Available records:
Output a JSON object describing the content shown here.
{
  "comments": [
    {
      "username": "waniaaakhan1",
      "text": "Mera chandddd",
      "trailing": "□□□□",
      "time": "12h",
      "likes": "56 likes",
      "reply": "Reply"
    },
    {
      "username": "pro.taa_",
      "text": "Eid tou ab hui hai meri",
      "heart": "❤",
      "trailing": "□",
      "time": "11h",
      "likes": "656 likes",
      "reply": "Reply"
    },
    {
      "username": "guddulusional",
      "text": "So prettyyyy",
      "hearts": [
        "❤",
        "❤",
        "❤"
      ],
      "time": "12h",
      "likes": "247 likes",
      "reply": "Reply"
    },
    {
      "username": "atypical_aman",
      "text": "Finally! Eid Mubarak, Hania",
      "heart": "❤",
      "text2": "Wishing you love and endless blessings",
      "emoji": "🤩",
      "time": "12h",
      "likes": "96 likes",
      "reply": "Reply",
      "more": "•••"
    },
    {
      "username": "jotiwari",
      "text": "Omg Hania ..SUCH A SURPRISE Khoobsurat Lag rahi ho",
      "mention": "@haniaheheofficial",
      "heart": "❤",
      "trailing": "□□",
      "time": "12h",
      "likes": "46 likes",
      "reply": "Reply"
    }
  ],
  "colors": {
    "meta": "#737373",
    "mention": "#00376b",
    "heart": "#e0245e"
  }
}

Directions: Above are some records; extract every one of them exactly.

Response below:
Output a JSON object describing the content shown here.
{
  "comments": [
    {
      "username": "waniaaakhan1",
      "text": "Mera chandddd",
      "trailing": "□□□□",
      "time": "12h",
      "likes": "56 likes",
      "reply": "Reply"
    },
    {
      "username": "pro.taa_",
      "text": "Eid tou ab hui hai meri",
      "heart": "❤",
      "trailing": "□",
      "time": "11h",
      "likes": "656 likes",
      "reply": "Reply"
    },
    {
      "username": "guddulusional",
      "text": "So prettyyyy",
      "hearts": [
        "❤",
        "❤",
        "❤"
      ],
      "time": "12h",
      "likes": "247 likes",
      "reply": "Reply"
    },
    {
      "username": "atypical_aman",
      "text": "Finally! Eid Mubarak, Hania",
      "heart": "❤",
      "text2": "Wishing you love and endless blessings",
      "emoji": "🤩",
      "time": "12h",
      "likes": "96 likes",
      "reply": "Reply",
      "more": "•••"
    },
    {
      "username": "jotiwari",
      "text": "Omg Hania ..SUCH A SURPRISE Khoobsurat Lag rahi ho",
      "mention": "@haniaheheofficial",
      "heart": "❤",
      "trailing": "□□",
      "time": "12h",
      "likes": "46 likes",
      "reply": "Reply"
    }
  ],
  "colors": {
    "meta": "#737373",
    "mention": "#00376b",
    "heart": "#e0245e"
  }
}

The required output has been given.